EXTRACTED ENTRIES.
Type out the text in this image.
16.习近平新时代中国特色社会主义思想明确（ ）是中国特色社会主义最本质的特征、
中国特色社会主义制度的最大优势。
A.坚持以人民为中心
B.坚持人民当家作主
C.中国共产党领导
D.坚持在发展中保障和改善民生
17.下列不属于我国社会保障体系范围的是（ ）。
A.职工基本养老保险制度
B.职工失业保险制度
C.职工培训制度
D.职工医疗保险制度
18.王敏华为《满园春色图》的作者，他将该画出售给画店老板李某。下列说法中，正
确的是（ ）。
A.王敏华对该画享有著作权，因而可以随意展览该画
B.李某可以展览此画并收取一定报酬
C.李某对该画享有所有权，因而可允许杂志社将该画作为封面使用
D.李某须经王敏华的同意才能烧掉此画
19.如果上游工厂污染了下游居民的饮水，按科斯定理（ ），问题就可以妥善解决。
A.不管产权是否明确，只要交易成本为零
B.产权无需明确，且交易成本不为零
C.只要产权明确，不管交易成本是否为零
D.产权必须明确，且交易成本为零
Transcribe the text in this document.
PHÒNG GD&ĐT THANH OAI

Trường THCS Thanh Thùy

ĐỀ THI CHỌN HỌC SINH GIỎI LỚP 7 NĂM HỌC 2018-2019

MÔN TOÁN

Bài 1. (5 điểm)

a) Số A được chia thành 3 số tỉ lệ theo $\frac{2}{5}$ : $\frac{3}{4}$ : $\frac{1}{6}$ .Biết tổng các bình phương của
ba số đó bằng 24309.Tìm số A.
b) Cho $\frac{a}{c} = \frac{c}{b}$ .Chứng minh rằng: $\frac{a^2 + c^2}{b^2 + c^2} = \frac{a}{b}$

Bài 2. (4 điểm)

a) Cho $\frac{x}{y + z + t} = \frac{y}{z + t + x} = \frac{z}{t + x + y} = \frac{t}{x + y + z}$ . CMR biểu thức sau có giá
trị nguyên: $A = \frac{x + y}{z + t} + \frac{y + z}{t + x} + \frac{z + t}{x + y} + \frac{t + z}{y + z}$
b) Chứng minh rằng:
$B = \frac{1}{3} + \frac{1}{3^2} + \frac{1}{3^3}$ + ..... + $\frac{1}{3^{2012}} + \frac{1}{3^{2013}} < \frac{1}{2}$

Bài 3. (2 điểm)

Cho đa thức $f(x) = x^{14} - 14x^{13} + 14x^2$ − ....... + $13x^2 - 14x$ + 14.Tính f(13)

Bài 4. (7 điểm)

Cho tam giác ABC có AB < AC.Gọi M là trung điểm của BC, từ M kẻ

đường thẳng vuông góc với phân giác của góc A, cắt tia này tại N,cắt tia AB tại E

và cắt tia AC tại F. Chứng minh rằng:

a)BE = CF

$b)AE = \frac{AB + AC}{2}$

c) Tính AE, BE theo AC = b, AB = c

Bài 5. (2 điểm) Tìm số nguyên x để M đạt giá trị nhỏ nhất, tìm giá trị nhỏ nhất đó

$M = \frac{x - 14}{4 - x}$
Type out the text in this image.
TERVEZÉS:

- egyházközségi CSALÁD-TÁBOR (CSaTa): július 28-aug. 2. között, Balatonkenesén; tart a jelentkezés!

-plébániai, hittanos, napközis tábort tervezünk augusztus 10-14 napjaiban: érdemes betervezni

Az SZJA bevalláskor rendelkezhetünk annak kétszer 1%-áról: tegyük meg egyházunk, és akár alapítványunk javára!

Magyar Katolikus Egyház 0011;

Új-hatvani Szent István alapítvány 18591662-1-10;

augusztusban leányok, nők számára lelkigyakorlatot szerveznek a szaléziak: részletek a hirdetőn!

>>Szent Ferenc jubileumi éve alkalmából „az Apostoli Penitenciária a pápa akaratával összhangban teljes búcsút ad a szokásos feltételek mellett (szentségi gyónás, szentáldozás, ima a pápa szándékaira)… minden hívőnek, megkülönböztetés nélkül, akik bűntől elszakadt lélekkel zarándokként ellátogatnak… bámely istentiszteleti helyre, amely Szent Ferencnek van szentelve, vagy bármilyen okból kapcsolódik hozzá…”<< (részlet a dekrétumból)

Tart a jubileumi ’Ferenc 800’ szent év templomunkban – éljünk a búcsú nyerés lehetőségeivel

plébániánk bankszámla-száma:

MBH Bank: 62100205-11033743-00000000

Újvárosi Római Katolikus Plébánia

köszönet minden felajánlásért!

WORK INSTRUCTIONS. What count of lines in the listing contain the word "minh"? Reply with the number only.

PROBLEM SOLUTION. 3